__Task item A__: In the prostate testing excerpt, why is the PAP test described as important? Answer in one to three sentences.
__Task item B__:
Answer these questions from the prostate testing excerpt:
(i) About what share of prostate cancers newly diagnosed in the US are no longer associated with palpable disease?
(ii) What do FSH and LH regulate?
(iii) Is fasting required before the blood draw for the circulating tumor cells assay?
__Task item C__: Copy out everything in the prostate testing excerpt from "9. Circulating Tumor" down to "is not required.".

__Page excerpt__:
▬▬▬▬▬▬

In addition to estimating prostate gland volume and calculating the benign cellular contribution to the total PSA value, the DRE can also aid in finding hard nodules or other evidence of disease. Palpable (able to be felt) abnormalities of the prostate gland relate to tumor volume, also called tumor burden.19 In the years before routine testing with PSA, most prostate cancers were already palpable via DRE by the time of diagnosis. Today, close to 70% of prostate cancers newly diagnosed in the US are no longer associated with palpable disease.19 This shows the value of PSA screening in allowing an earlier diagnosis of prostate cancer — before the cancer has had a chance to get bulkier and manifest itself as a palpable disease, known as a T2 disease. Most American men when first diagnosed with prostate cancer have non-palpable, or T1, prostate cancer.19
7. Blood Hormone Profile
A comprehensive blood test for specific hormone levels is useful. In addition to the free and total testosterone levels covered earlier, a complete blood test should include levels of estradiol, DHT (dihydrotestosterone), pregnenolone, DHEA-S (dehydroepiandrosterone sulfate), FSH (follicle-stimulating hormone, LH (luteinizing hormone), and possibly, IGF-1 (insulin-like growth factor 1). DHT plays a role in the development and exacerbation of benign prostatic hyperplasia, as well as prostate cancer.20 FSH (follicle-stimulating hormone) and LH (luteinizing hormone) regulate the reproductive processes of the body, and in aging men, a rise in FSH and LH can be indicative of andropause.21,22 Studies have shown that increased levels of IGF promote cancer growth and confer resistance to conventional treatments (chemotherapy and radiation).23,24
8. PAP (Prostatic Acid Phosphatase) Test
The PAP test is a simple blood test, used to measure the amount of an enzyme—called prostatic acid phosphatase (PAP)—that is produced by prostate epithelial cells and is abundant in seminal fluid.25 Higher levels of PAP are associated with prostate cancer.25 PAP determination, in conjunction with PSA measurements, is useful in assessing the prognosis of prostate cancer. It is an important test, because it allows identification of prostate cancer patients who have an elevation of PAP, but not of PSA. This helps monitor the course of disease and response to treatment.
9. Circulating Tumor Cells Assay
This test provides a measurement of cancer cells that have separated from a solid tumor site and are circulating in the bloodstream.26 Detecting the presence of circulating tumor cells in the blood has clinical usefulness in assessing the disease status and prognosis of metastatic prostate cancer, and is predictive of overall survival.27 Fasting prior to the blood draw is not required.

▬▬▬▬▬▬

__Input data__:
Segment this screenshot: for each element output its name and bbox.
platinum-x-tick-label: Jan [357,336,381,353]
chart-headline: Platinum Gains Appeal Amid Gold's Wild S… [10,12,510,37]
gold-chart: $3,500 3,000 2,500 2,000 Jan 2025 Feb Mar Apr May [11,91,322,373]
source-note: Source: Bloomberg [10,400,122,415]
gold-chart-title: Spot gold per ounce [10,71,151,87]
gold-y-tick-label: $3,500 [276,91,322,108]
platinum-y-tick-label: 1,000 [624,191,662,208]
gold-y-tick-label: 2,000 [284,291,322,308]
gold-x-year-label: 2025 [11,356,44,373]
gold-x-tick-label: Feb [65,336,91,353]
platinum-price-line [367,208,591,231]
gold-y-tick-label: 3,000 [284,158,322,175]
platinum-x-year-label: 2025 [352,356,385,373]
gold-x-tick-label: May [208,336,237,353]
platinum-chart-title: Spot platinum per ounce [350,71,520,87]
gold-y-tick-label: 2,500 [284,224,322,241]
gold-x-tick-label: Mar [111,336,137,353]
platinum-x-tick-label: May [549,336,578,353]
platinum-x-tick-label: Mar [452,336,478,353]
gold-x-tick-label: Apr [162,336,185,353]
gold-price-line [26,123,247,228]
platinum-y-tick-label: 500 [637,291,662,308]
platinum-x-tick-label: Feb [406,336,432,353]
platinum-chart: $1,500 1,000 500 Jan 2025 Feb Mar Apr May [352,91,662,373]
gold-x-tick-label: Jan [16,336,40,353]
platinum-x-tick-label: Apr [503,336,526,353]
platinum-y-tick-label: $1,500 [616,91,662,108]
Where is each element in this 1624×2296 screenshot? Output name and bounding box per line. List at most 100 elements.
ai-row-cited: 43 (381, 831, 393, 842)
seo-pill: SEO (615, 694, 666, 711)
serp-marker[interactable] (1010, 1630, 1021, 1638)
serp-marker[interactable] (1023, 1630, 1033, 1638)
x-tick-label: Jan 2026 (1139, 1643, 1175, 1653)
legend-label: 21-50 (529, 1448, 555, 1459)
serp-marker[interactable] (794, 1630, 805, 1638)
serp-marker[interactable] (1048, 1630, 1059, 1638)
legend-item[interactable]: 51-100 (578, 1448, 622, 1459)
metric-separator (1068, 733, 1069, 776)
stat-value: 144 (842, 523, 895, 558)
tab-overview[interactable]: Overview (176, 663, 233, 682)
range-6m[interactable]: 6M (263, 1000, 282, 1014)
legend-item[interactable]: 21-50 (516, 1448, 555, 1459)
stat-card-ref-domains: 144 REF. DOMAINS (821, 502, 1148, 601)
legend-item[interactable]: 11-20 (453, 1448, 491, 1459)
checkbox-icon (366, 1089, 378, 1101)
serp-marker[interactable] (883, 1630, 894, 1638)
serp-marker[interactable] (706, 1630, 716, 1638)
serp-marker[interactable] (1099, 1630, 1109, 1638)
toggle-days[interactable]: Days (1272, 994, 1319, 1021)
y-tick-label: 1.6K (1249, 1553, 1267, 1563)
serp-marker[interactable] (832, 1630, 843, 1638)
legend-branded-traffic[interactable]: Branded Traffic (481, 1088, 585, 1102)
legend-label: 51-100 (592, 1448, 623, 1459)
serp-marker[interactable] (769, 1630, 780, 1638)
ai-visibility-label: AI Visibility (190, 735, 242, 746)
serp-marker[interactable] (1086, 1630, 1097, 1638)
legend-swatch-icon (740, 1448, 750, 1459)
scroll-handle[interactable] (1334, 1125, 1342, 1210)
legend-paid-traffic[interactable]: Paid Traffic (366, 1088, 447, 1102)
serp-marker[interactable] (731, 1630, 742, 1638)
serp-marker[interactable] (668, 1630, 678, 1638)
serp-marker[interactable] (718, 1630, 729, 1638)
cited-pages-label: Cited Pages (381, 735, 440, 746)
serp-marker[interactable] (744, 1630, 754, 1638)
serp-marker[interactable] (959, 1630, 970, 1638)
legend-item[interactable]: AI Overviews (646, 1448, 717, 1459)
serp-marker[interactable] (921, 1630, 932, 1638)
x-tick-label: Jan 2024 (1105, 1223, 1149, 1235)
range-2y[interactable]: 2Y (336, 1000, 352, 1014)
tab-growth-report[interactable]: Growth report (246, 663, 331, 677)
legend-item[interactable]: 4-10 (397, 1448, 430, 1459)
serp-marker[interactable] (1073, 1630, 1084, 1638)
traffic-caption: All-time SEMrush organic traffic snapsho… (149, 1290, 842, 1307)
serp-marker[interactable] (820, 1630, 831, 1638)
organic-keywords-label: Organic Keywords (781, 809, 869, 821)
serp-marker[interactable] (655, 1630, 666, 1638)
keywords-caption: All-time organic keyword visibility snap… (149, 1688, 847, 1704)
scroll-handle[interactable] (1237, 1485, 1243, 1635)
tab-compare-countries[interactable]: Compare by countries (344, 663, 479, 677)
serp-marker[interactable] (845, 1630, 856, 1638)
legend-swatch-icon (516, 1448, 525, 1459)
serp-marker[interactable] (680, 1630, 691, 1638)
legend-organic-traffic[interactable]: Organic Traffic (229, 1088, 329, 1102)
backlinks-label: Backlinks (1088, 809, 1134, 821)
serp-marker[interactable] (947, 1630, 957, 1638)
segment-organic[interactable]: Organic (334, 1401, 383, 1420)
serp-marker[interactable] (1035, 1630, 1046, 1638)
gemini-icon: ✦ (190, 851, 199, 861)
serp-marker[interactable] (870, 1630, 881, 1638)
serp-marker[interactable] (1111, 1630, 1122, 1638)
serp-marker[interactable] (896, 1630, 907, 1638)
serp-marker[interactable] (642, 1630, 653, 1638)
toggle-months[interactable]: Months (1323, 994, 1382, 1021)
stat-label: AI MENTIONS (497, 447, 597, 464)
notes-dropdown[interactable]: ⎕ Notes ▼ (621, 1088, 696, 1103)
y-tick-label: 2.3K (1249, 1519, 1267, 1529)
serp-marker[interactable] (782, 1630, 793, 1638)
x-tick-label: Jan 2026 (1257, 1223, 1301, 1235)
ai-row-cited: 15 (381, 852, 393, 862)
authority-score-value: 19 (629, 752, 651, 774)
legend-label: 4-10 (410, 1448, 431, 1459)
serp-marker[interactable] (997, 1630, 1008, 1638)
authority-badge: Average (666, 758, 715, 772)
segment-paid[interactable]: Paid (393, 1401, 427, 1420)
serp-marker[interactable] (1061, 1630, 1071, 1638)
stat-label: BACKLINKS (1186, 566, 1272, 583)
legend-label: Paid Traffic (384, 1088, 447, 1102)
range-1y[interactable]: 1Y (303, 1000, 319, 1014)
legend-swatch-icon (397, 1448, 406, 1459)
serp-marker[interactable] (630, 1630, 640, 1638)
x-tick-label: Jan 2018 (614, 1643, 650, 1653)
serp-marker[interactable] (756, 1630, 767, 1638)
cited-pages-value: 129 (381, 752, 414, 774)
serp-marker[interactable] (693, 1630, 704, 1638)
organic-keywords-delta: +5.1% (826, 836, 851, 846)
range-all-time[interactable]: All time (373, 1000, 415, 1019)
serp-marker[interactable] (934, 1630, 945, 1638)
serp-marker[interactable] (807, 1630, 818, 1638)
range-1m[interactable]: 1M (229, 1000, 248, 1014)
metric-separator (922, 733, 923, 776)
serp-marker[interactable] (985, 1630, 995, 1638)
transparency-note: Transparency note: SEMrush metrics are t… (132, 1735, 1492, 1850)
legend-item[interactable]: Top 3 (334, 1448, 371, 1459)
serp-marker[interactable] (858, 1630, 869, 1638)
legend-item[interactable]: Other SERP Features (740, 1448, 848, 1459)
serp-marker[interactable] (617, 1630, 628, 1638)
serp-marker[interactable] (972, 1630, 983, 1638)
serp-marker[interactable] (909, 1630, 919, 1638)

▬▬▬▬▬▬

__Written response A__: The PAP test is important because it identifies prostate cancer patients whose PAP level is elevated even though their PSA is not. This helps monitor the course of the disease and the response to treatment.

__Written response B__:
(i) Close to 70%.
(ii) The reproductive processes of the body.
(iii) No, fasting is not required.

__Written response C__:
9. Circulating Tumor Cells Assay
This test provides a measurement of cancer cells that have separated from a solid tumor site and are circulating in the bloodstream.26 Detecting the presence of circulating tumor cells in the blood has clinical usefulness in assessing the disease status and prognosis of metastatic prostate cancer, and is predictive of overall survival.27 Fasting prior to the blood draw is not required.